Given records:
□ □ □
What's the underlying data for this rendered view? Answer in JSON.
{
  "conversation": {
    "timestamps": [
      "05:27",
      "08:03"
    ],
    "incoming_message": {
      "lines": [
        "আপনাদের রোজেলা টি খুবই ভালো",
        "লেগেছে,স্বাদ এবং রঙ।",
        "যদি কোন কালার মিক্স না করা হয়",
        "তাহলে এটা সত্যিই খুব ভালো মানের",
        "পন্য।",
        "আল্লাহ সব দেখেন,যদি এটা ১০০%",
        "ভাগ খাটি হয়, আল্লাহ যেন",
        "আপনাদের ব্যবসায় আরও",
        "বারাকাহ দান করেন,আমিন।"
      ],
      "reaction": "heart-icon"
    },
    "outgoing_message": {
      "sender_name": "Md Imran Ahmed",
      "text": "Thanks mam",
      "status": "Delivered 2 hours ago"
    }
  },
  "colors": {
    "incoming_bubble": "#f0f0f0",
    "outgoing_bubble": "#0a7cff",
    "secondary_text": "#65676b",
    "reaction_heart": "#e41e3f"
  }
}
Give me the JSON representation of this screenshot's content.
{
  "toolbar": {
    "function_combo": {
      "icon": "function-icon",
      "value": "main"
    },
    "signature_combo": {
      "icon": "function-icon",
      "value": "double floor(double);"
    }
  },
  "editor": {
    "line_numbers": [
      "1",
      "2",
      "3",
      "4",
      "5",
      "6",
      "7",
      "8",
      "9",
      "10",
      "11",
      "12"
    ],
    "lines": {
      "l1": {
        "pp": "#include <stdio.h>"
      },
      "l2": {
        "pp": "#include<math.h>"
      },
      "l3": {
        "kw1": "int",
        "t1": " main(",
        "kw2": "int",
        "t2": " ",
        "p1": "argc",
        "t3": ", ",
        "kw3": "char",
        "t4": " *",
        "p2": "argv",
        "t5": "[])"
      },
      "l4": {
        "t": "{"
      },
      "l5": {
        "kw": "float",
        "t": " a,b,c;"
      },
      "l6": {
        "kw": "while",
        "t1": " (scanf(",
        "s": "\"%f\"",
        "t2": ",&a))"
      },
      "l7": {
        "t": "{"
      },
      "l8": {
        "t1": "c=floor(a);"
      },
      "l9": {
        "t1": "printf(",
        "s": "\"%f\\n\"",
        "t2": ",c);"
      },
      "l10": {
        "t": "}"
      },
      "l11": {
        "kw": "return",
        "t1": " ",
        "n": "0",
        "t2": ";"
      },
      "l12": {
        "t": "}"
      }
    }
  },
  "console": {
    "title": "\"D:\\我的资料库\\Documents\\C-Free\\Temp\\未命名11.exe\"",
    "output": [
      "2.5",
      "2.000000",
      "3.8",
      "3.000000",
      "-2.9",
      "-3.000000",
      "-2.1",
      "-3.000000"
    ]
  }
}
□ □ □
Exercise prompt:
Repeat the entries above exactly, leaving nothing out.

Complete response:
What's the underlying data for this rendered view? Answer in JSON.
{
  "conversation": {
    "timestamps": [
      "05:27",
      "08:03"
    ],
    "incoming_message": {
      "lines": [
        "আপনাদের রোজেলা টি খুবই ভালো",
        "লেগেছে,স্বাদ এবং রঙ।",
        "যদি কোন কালার মিক্স না করা হয়",
        "তাহলে এটা সত্যিই খুব ভালো মানের",
        "পন্য।",
        "আল্লাহ সব দেখেন,যদি এটা ১০০%",
        "ভাগ খাটি হয়, আল্লাহ যেন",
        "আপনাদের ব্যবসায় আরও",
        "বারাকাহ দান করেন,আমিন।"
      ],
      "reaction": "heart-icon"
    },
    "outgoing_message": {
      "sender_name": "Md Imran Ahmed",
      "text": "Thanks mam",
      "status": "Delivered 2 hours ago"
    }
  },
  "colors": {
    "incoming_bubble": "#f0f0f0",
    "outgoing_bubble": "#0a7cff",
    "secondary_text": "#65676b",
    "reaction_heart": "#e41e3f"
  }
}
Give me the JSON representation of this screenshot's content.
{
  "toolbar": {
    "function_combo": {
      "icon": "function-icon",
      "value": "main"
    },
    "signature_combo": {
      "icon": "function-icon",
      "value": "double floor(double);"
    }
  },
  "editor": {
    "line_numbers": [
      "1",
      "2",
      "3",
      "4",
      "5",
      "6",
      "7",
      "8",
      "9",
      "10",
      "11",
      "12"
    ],
    "lines": {
      "l1": {
        "pp": "#include <stdio.h>"
      },
      "l2": {
        "pp": "#include<math.h>"
      },
      "l3": {
        "kw1": "int",
        "t1": " main(",
        "kw2": "int",
        "t2": " ",
        "p1": "argc",
        "t3": ", ",
        "kw3": "char",
        "t4": " *",
        "p2": "argv",
        "t5": "[])"
      },
      "l4": {
        "t": "{"
      },
      "l5": {
        "kw": "float",
        "t": " a,b,c;"
      },
      "l6": {
        "kw": "while",
        "t1": " (scanf(",
        "s": "\"%f\"",
        "t2": ",&a))"
      },
      "l7": {
        "t": "{"
      },
      "l8": {
        "t1": "c=floor(a);"
      },
      "l9": {
        "t1": "printf(",
        "s": "\"%f\\n\"",
        "t2": ",c);"
      },
      "l10": {
        "t": "}"
      },
      "l11": {
        "kw": "return",
        "t1": " ",
        "n": "0",
        "t2": ";"
      },
      "l12": {
        "t": "}"
      }
    }
  },
  "console": {
    "title": "\"D:\\我的资料库\\Documents\\C-Free\\Temp\\未命名11.exe\"",
    "output": [
      "2.5",
      "2.000000",
      "3.8",
      "3.000000",
      "-2.9",
      "-3.000000",
      "-2.1",
      "-3.000000"
    ]
  }
}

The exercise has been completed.